Raw records:
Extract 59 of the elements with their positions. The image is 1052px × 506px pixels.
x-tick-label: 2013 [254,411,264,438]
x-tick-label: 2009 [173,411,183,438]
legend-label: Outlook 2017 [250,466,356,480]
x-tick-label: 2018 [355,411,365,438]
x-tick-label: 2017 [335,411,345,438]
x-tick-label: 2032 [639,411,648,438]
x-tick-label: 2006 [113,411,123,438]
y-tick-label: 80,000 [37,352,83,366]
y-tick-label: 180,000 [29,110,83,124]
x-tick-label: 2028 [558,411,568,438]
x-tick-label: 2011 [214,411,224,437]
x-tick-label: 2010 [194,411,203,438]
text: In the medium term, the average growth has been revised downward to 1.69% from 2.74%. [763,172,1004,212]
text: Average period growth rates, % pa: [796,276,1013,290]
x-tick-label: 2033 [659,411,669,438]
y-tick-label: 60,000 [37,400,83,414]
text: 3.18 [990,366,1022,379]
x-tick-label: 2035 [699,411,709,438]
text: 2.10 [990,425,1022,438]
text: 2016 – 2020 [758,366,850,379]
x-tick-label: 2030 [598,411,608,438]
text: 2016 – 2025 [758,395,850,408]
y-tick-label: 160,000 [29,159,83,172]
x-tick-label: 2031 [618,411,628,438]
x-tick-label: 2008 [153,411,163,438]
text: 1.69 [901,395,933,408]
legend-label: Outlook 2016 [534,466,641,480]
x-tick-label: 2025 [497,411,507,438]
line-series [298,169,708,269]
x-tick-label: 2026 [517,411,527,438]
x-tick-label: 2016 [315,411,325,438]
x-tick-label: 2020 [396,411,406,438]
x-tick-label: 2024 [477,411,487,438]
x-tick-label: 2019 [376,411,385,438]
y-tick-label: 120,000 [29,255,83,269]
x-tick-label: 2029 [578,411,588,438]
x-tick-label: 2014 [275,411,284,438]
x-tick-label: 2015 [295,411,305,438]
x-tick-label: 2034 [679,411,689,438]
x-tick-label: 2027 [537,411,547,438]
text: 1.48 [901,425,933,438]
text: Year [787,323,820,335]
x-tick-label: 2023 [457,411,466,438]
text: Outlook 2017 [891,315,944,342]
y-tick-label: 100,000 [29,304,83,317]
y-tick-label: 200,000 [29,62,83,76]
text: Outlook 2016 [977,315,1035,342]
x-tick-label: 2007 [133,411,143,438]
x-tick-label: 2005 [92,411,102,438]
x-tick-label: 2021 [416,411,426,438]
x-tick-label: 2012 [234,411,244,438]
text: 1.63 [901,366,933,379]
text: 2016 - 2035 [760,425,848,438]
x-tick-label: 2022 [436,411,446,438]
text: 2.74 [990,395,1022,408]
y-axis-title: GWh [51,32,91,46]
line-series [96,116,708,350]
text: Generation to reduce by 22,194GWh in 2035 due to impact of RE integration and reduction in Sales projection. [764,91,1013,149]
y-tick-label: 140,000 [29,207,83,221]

### [The task]
Could you extract every line of the data above and reproduce each one verbatim, with no changes?

### [Reply to the exercise]
Extract 59 of the elements with their positions. The image is 1052px × 506px pixels.
x-tick-label: 2013 [254,411,264,438]
x-tick-label: 2009 [173,411,183,438]
legend-label: Outlook 2017 [250,466,356,480]
x-tick-label: 2018 [355,411,365,438]
x-tick-label: 2017 [335,411,345,438]
x-tick-label: 2032 [639,411,648,438]
x-tick-label: 2006 [113,411,123,438]
y-tick-label: 80,000 [37,352,83,366]
y-tick-label: 180,000 [29,110,83,124]
x-tick-label: 2028 [558,411,568,438]
x-tick-label: 2011 [214,411,224,437]
x-tick-label: 2010 [194,411,203,438]
text: In the medium term, the average growth has been revised downward to 1.69% from 2.74%. [763,172,1004,212]
text: Average period growth rates, % pa: [796,276,1013,290]
x-tick-label: 2033 [659,411,669,438]
y-tick-label: 60,000 [37,400,83,414]
text: 3.18 [990,366,1022,379]
x-tick-label: 2035 [699,411,709,438]
text: 2.10 [990,425,1022,438]
text: 2016 – 2020 [758,366,850,379]
x-tick-label: 2030 [598,411,608,438]
text: 2016 – 2025 [758,395,850,408]
y-tick-label: 160,000 [29,159,83,172]
x-tick-label: 2031 [618,411,628,438]
x-tick-label: 2008 [153,411,163,438]
text: 1.69 [901,395,933,408]
legend-label: Outlook 2016 [534,466,641,480]
x-tick-label: 2025 [497,411,507,438]
line-series [298,169,708,269]
x-tick-label: 2026 [517,411,527,438]
x-tick-label: 2016 [315,411,325,438]
x-tick-label: 2020 [396,411,406,438]
x-tick-label: 2024 [477,411,487,438]
x-tick-label: 2019 [376,411,385,438]
y-tick-label: 120,000 [29,255,83,269]
x-tick-label: 2029 [578,411,588,438]
x-tick-label: 2014 [275,411,284,438]
x-tick-label: 2015 [295,411,305,438]
x-tick-label: 2034 [679,411,689,438]
x-tick-label: 2027 [537,411,547,438]
text: 1.48 [901,425,933,438]
text: Year [787,323,820,335]
x-tick-label: 2023 [457,411,466,438]
text: Outlook 2017 [891,315,944,342]
y-tick-label: 100,000 [29,304,83,317]
y-tick-label: 200,000 [29,62,83,76]
text: Outlook 2016 [977,315,1035,342]
x-tick-label: 2007 [133,411,143,438]
x-tick-label: 2005 [92,411,102,438]
x-tick-label: 2021 [416,411,426,438]
x-tick-label: 2012 [234,411,244,438]
text: 1.63 [901,366,933,379]
text: 2016 - 2035 [760,425,848,438]
x-tick-label: 2022 [436,411,446,438]
text: 2.74 [990,395,1022,408]
y-axis-title: GWh [51,32,91,46]
line-series [96,116,708,350]
text: Generation to reduce by 22,194GWh in 2035 due to impact of RE integration and reduction in Sales projection. [764,91,1013,149]
y-tick-label: 140,000 [29,207,83,221]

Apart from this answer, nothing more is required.